--- START ---

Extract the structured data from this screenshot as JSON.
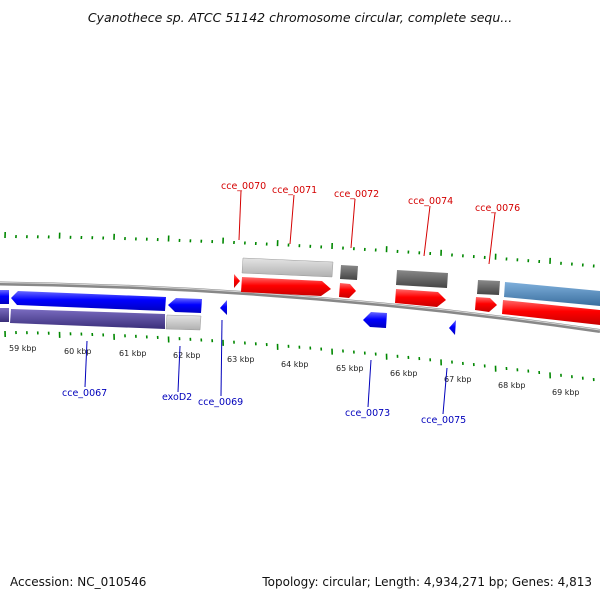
{
  "title": "Cyanothece sp. ATCC 51142 chromosome circular, complete sequ...",
  "footer": {
    "accession": "Accession: NC_010546",
    "summary": "Topology: circular; Length: 4,934,271 bp; Genes: 4,813"
  },
  "scale_labels": [
    "59 kbp",
    "60 kbp",
    "61 kbp",
    "62 kbp",
    "63 kbp",
    "64 kbp",
    "65 kbp",
    "66 kbp",
    "67 kbp",
    "68 kbp",
    "69 kbp"
  ],
  "top_gene_labels": [
    "cce_0070",
    "cce_0071",
    "cce_0072",
    "cce_0074",
    "cce_0076"
  ],
  "bottom_gene_labels": [
    "cce_0067",
    "exoD2",
    "cce_0069",
    "cce_0073",
    "cce_0075"
  ],
  "colors": {
    "forward_gene": "#ff0000",
    "reverse_gene": "#0000ff",
    "feature_gray_light": "#c8c8c8",
    "feature_gray_dark": "#5a5a5a",
    "feature_purple": "#4a3d8f",
    "feature_steelblue": "#4682b4",
    "tick_green": "#008800",
    "backbone": "#888888",
    "top_label": "#d40000",
    "bottom_label": "#0000bb"
  }
}
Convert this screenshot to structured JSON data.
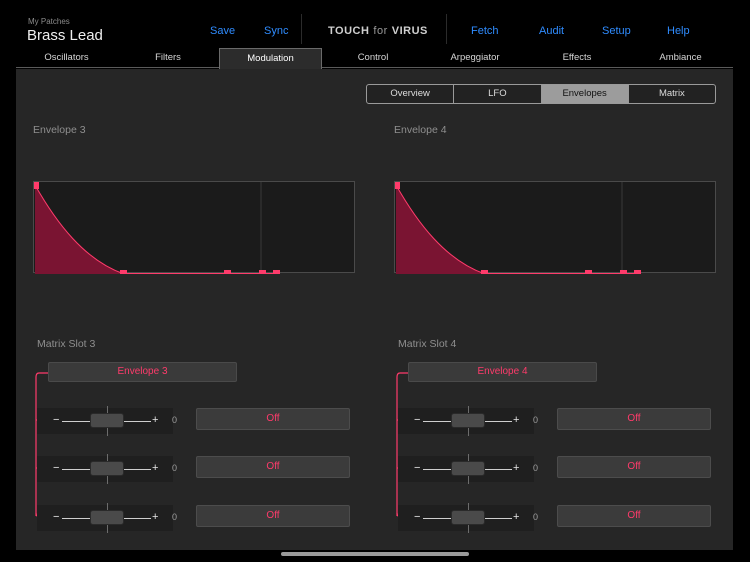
{
  "header": {
    "patch_caption": "My Patches",
    "patch_name": "Brass Lead",
    "save_label": "Save",
    "sync_label": "Sync",
    "logo_touch": "TOUCH",
    "logo_for": "for",
    "logo_virus": "VIRUS",
    "fetch_label": "Fetch",
    "audit_label": "Audit",
    "setup_label": "Setup",
    "help_label": "Help"
  },
  "tabs": [
    "Oscillators",
    "Filters",
    "Modulation",
    "Control",
    "Arpeggiator",
    "Effects",
    "Ambiance"
  ],
  "active_tab": "Modulation",
  "segments": [
    "Overview",
    "LFO",
    "Envelopes",
    "Matrix"
  ],
  "active_segment": "Envelopes",
  "envelopes": [
    {
      "title": "Envelope 3"
    },
    {
      "title": "Envelope 4"
    }
  ],
  "matrix_slots": [
    {
      "title": "Matrix Slot 3",
      "source": "Envelope 3",
      "rows": [
        {
          "minus": "−",
          "plus": "+",
          "amount": "0",
          "destination": "Off"
        },
        {
          "minus": "−",
          "plus": "+",
          "amount": "0",
          "destination": "Off"
        },
        {
          "minus": "−",
          "plus": "+",
          "amount": "0",
          "destination": "Off"
        }
      ]
    },
    {
      "title": "Matrix Slot 4",
      "source": "Envelope 4",
      "rows": [
        {
          "minus": "−",
          "plus": "+",
          "amount": "0",
          "destination": "Off"
        },
        {
          "minus": "−",
          "plus": "+",
          "amount": "0",
          "destination": "Off"
        },
        {
          "minus": "−",
          "plus": "+",
          "amount": "0",
          "destination": "Off"
        }
      ]
    }
  ],
  "colors": {
    "accent": "#2f8cff",
    "envelope": "#ff3b6b",
    "envelope_fill": "#7a1432"
  }
}
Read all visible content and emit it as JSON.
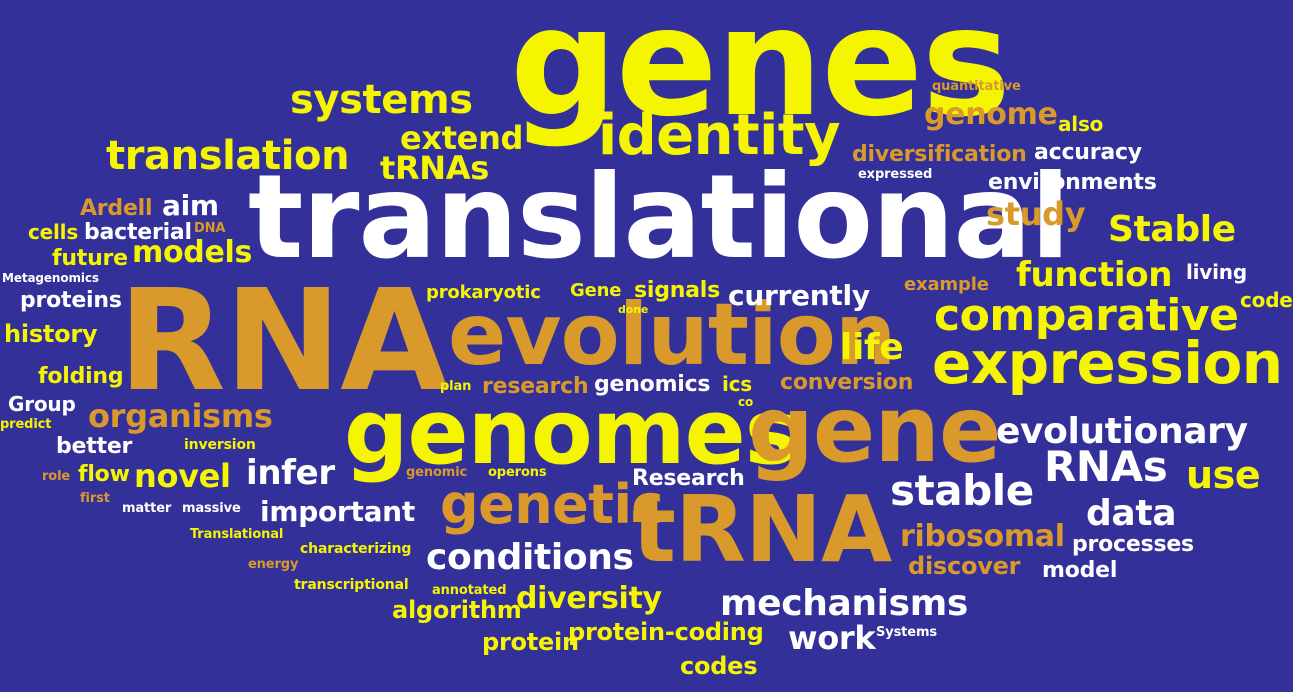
{
  "background": "#33309a",
  "palette": {
    "yellow": "#f5f500",
    "orange": "#d99a2b",
    "white": "#ffffff"
  },
  "words": [
    {
      "text": "genes",
      "color": "yellow"
    },
    {
      "text": "translational",
      "color": "white"
    },
    {
      "text": "RNA",
      "color": "orange"
    },
    {
      "text": "evolution",
      "color": "orange"
    },
    {
      "text": "genomes",
      "color": "yellow"
    },
    {
      "text": "gene",
      "color": "orange"
    },
    {
      "text": "tRNA",
      "color": "orange"
    },
    {
      "text": "expression",
      "color": "yellow"
    },
    {
      "text": "identity",
      "color": "yellow"
    },
    {
      "text": "comparative",
      "color": "yellow"
    },
    {
      "text": "translation",
      "color": "yellow"
    },
    {
      "text": "systems",
      "color": "yellow"
    },
    {
      "text": "genetic",
      "color": "orange"
    },
    {
      "text": "stable",
      "color": "white"
    },
    {
      "text": "RNAs",
      "color": "white"
    },
    {
      "text": "evolutionary",
      "color": "white"
    },
    {
      "text": "mechanisms",
      "color": "white"
    },
    {
      "text": "conditions",
      "color": "white"
    },
    {
      "text": "function",
      "color": "yellow"
    },
    {
      "text": "data",
      "color": "white"
    },
    {
      "text": "Stable",
      "color": "yellow"
    },
    {
      "text": "study",
      "color": "orange"
    },
    {
      "text": "use",
      "color": "yellow"
    },
    {
      "text": "life",
      "color": "yellow"
    },
    {
      "text": "organisms",
      "color": "orange"
    },
    {
      "text": "novel",
      "color": "yellow"
    },
    {
      "text": "infer",
      "color": "white"
    },
    {
      "text": "important",
      "color": "white"
    },
    {
      "text": "ribosomal",
      "color": "orange"
    },
    {
      "text": "diversity",
      "color": "yellow"
    },
    {
      "text": "tRNAs",
      "color": "yellow"
    },
    {
      "text": "extend",
      "color": "yellow"
    },
    {
      "text": "genome",
      "color": "orange"
    },
    {
      "text": "models",
      "color": "yellow"
    },
    {
      "text": "currently",
      "color": "white"
    },
    {
      "text": "work",
      "color": "white"
    },
    {
      "text": "diversification",
      "color": "orange"
    },
    {
      "text": "aim",
      "color": "white"
    },
    {
      "text": "algorithm",
      "color": "yellow"
    },
    {
      "text": "protein-coding",
      "color": "yellow"
    },
    {
      "text": "protein",
      "color": "yellow"
    },
    {
      "text": "discover",
      "color": "orange"
    },
    {
      "text": "processes",
      "color": "white"
    },
    {
      "text": "model",
      "color": "white"
    },
    {
      "text": "accuracy",
      "color": "white"
    },
    {
      "text": "environments",
      "color": "white"
    },
    {
      "text": "codes",
      "color": "yellow"
    },
    {
      "text": "Research",
      "color": "white"
    },
    {
      "text": "research",
      "color": "orange"
    },
    {
      "text": "genomics",
      "color": "white"
    },
    {
      "text": "conversion",
      "color": "orange"
    },
    {
      "text": "proteins",
      "color": "white"
    },
    {
      "text": "history",
      "color": "yellow"
    },
    {
      "text": "folding",
      "color": "yellow"
    },
    {
      "text": "bacterial",
      "color": "white"
    },
    {
      "text": "Ardell",
      "color": "orange"
    },
    {
      "text": "future",
      "color": "yellow"
    },
    {
      "text": "better",
      "color": "white"
    },
    {
      "text": "flow",
      "color": "yellow"
    },
    {
      "text": "Group",
      "color": "white"
    },
    {
      "text": "prokaryotic",
      "color": "yellow"
    },
    {
      "text": "Gene",
      "color": "yellow"
    },
    {
      "text": "signals",
      "color": "yellow"
    },
    {
      "text": "example",
      "color": "orange"
    },
    {
      "text": "living",
      "color": "white"
    },
    {
      "text": "also",
      "color": "yellow"
    },
    {
      "text": "cells",
      "color": "yellow"
    },
    {
      "text": "code",
      "color": "yellow"
    },
    {
      "text": "ics",
      "color": "yellow"
    },
    {
      "text": "quantitative",
      "color": "orange"
    },
    {
      "text": "expressed",
      "color": "white"
    },
    {
      "text": "Metagenomics",
      "color": "white"
    },
    {
      "text": "DNA",
      "color": "orange"
    },
    {
      "text": "done",
      "color": "yellow"
    },
    {
      "text": "plan",
      "color": "yellow"
    },
    {
      "text": "co",
      "color": "yellow"
    },
    {
      "text": "predict",
      "color": "yellow"
    },
    {
      "text": "inversion",
      "color": "yellow"
    },
    {
      "text": "role",
      "color": "orange"
    },
    {
      "text": "first",
      "color": "orange"
    },
    {
      "text": "matter",
      "color": "white"
    },
    {
      "text": "massive",
      "color": "white"
    },
    {
      "text": "genomic",
      "color": "orange"
    },
    {
      "text": "operons",
      "color": "yellow"
    },
    {
      "text": "Translational",
      "color": "yellow"
    },
    {
      "text": "characterizing",
      "color": "yellow"
    },
    {
      "text": "energy",
      "color": "orange"
    },
    {
      "text": "transcriptional",
      "color": "yellow"
    },
    {
      "text": "annotated",
      "color": "yellow"
    },
    {
      "text": "Systems",
      "color": "white"
    }
  ]
}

--- END ---

Exercise requirements: Every line in the data that holds the string "this" should be returned.

Expected answer:
Extract the structured data from this screenshot as JSON.
Convert this screenshot to structured JSON data.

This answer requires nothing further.